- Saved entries
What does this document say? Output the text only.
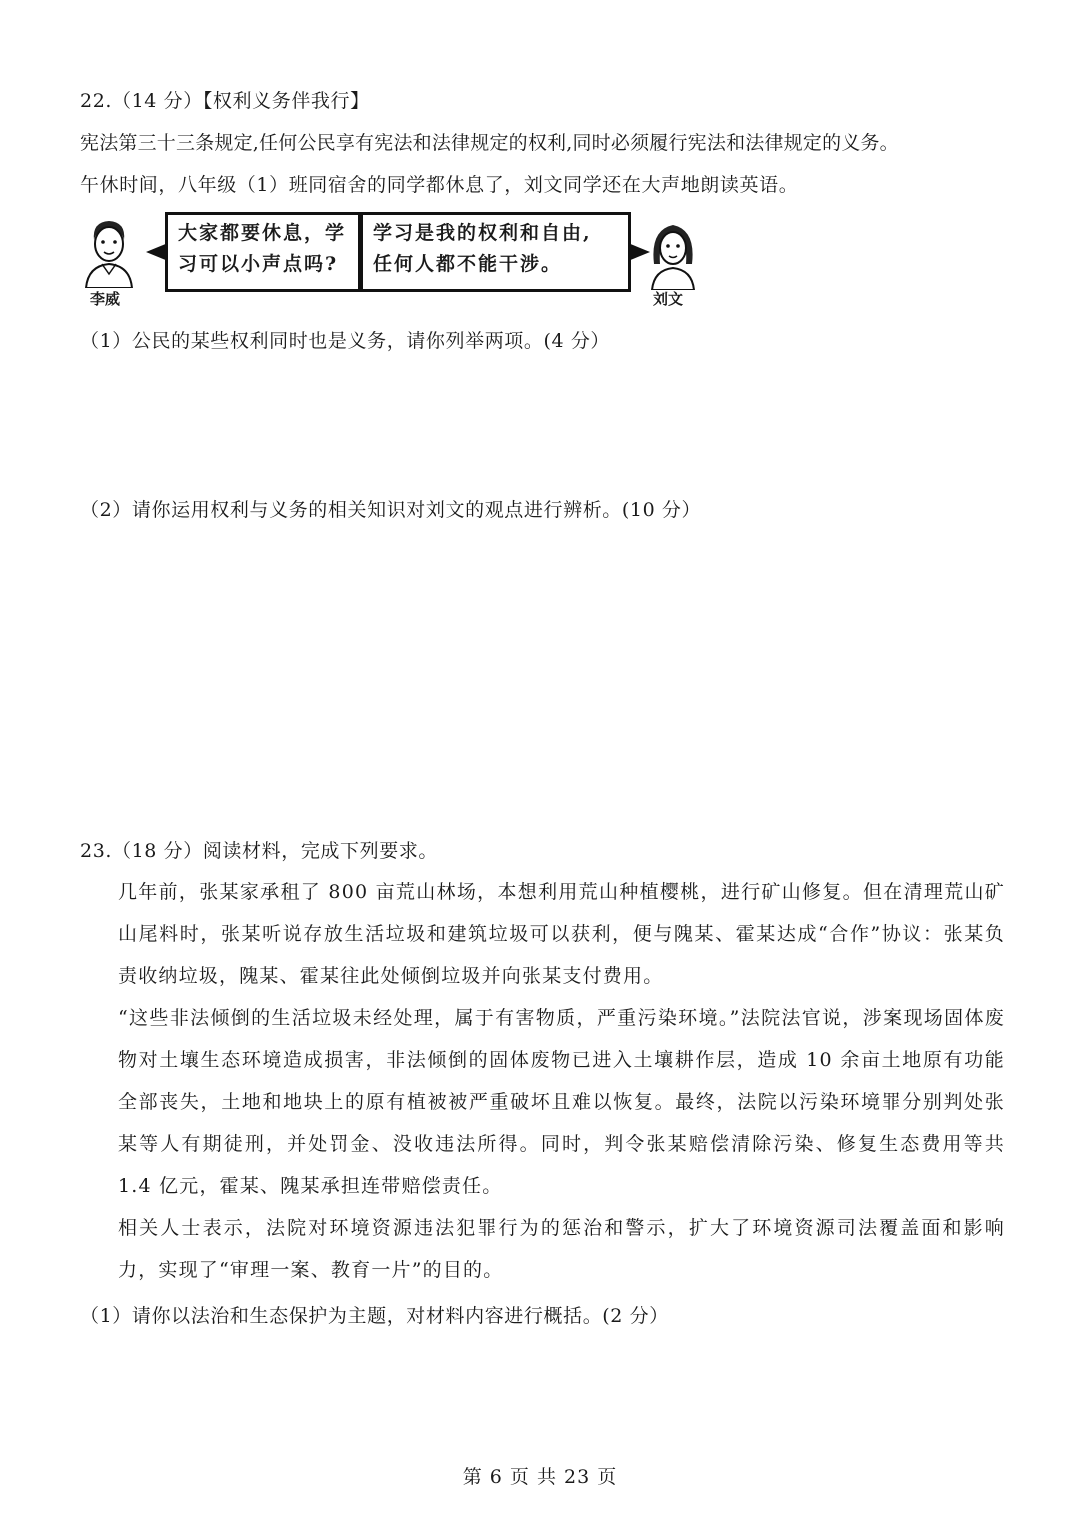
22.（14 分）【权利义务伴我行】
宪法第三十三条规定,任何公民享有宪法和法律规定的权利,同时必须履行宪法和法律规定的义务。
午休时间，八年级（1）班同宿舍的同学都休息了，刘文同学还在大声地朗读英语。
李威
大家都要休息，学
习可以小声点吗?
学习是我的权利和自由,
任何人都不能干涉。
刘文
（1）公民的某些权利同时也是义务，请你列举两项。(4 分）
（2）请你运用权利与义务的相关知识对刘文的观点进行辨析。(10 分）
23.（18 分）阅读材料，完成下列要求。
几年前，张某家承租了 800 亩荒山林场，本想利用荒山种植樱桃，进行矿山修复。但在清理荒山矿山尾料时，张某听说存放生活垃圾和建筑垃圾可以获利，便与隗某、霍某达成“合作”协议：张某负责收纳垃圾，隗某、霍某往此处倾倒垃圾并向张某支付费用。
“这些非法倾倒的生活垃圾未经处理，属于有害物质，严重污染环境。”法院法官说，涉案现场固体废物对土壤生态环境造成损害，非法倾倒的固体废物已进入土壤耕作层，造成 10 余亩土地原有功能全部丧失，土地和地块上的原有植被被严重破坏且难以恢复。最终，法院以污染环境罪分别判处张某等人有期徒刑，并处罚金、没收违法所得。同时，判令张某赔偿清除污染、修复生态费用等共 1.4 亿元，霍某、隗某承担连带赔偿责任。
相关人士表示，法院对环境资源违法犯罪行为的惩治和警示，扩大了环境资源司法覆盖面和影响力，实现了“审理一案、教育一片”的目的。
（1）请你以法治和生态保护为主题，对材料内容进行概括。(2 分）
第 6 页 共 23 页
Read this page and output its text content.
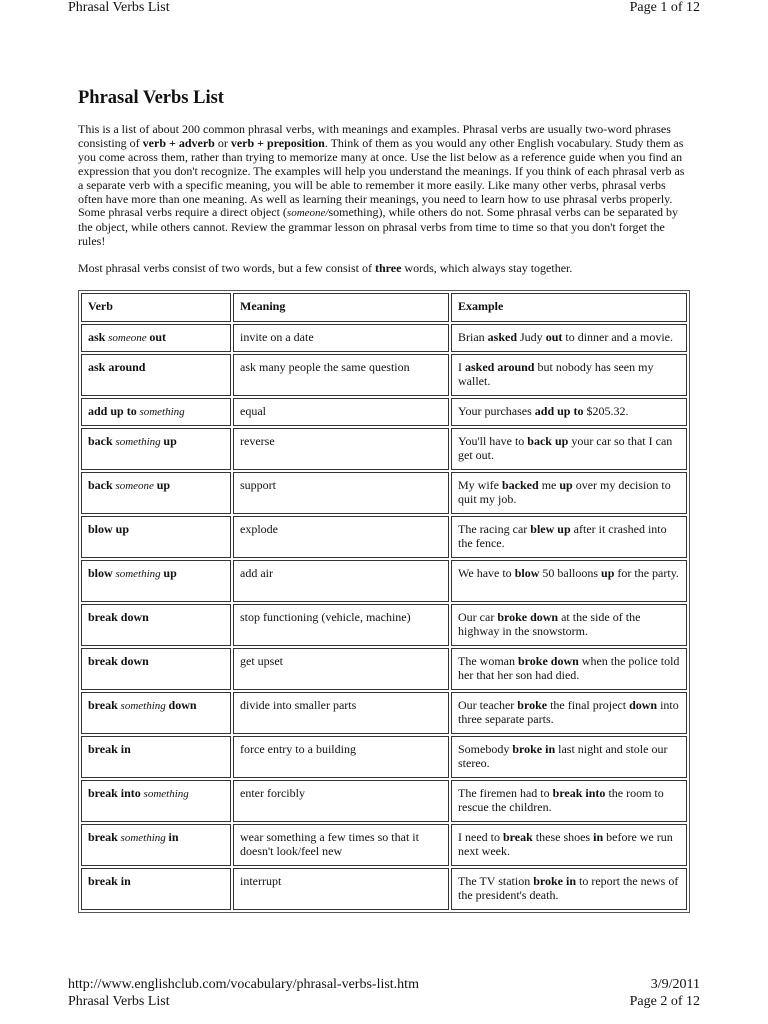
Phrasal Verbs List	Page 1 of 12
Phrasal Verbs List

This is a list of about 200 common phrasal verbs, with meanings and examples. Phrasal verbs are usually two-word phrases consisting of verb + adverb or verb + preposition. Think of them as you would any other English vocabulary. Study them as you come across them, rather than trying to memorize many at once. Use the list below as a reference guide when you find an expression that you don't recognize. The examples will help you understand the meanings. If you think of each phrasal verb as a separate verb with a specific meaning, you will be able to remember it more easily. Like many other verbs, phrasal verbs often have more than one meaning. As well as learning their meanings, you need to learn how to use phrasal verbs properly. Some phrasal verbs require a direct object (someone/something), while others do not. Some phrasal verbs can be separated by the object, while others cannot. Review the grammar lesson on phrasal verbs from time to time so that you don't forget the rules!

Most phrasal verbs consist of two words, but a few consist of three words, which always stay together.

Verb	Meaning	Example
ask someone out	invite on a date	Brian asked Judy out to dinner and a movie.
ask around	ask many people the same question	I asked around but nobody has seen my wallet.
add up to something	equal	Your purchases add up to $205.32.
back something up	reverse	You'll have to back up your car so that I can get out.
back someone up	support	My wife backed me up over my decision to quit my job.
blow up	explode	The racing car blew up after it crashed into the fence.
blow something up	add air	We have to blow 50 balloons up for the party.
break down	stop functioning (vehicle, machine)	Our car broke down at the side of the highway in the snowstorm.
break down	get upset	The woman broke down when the police told her that her son had died.
break something down	divide into smaller parts	Our teacher broke the final project down into three separate parts.
break in	force entry to a building	Somebody broke in last night and stole our stereo.
break into something	enter forcibly	The firemen had to break into the room to rescue the children.
break something in	wear something a few times so that it doesn't look/feel new	I need to break these shoes in before we run next week.
break in	interrupt	The TV station broke in to report the news of the president's death.
http://www.englishclub.com/vocabulary/phrasal-verbs-list.htm	3/9/2011
Phrasal Verbs List	Page 2 of 12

- WHAT IS NEEDED
Lines containing the string "break" are to be selected and copied.

- SOLUTION FOR THIS PROBLEM
break down	stop functioning (vehicle, machine)	Our car broke down at the side of the highway in the snowstorm.
break down	get upset	The woman broke down when the police told her that her son had died.
break something down	divide into smaller parts	Our teacher broke the final project down into three separate parts.
break in	force entry to a building	Somebody broke in last night and stole our stereo.
break into something	enter forcibly	The firemen had to break into the room to rescue the children.
break something in	wear something a few times so that it doesn't look/feel new	I need to break these shoes in before we run next week.
break in	interrupt	The TV station broke in to report the news of the president's death.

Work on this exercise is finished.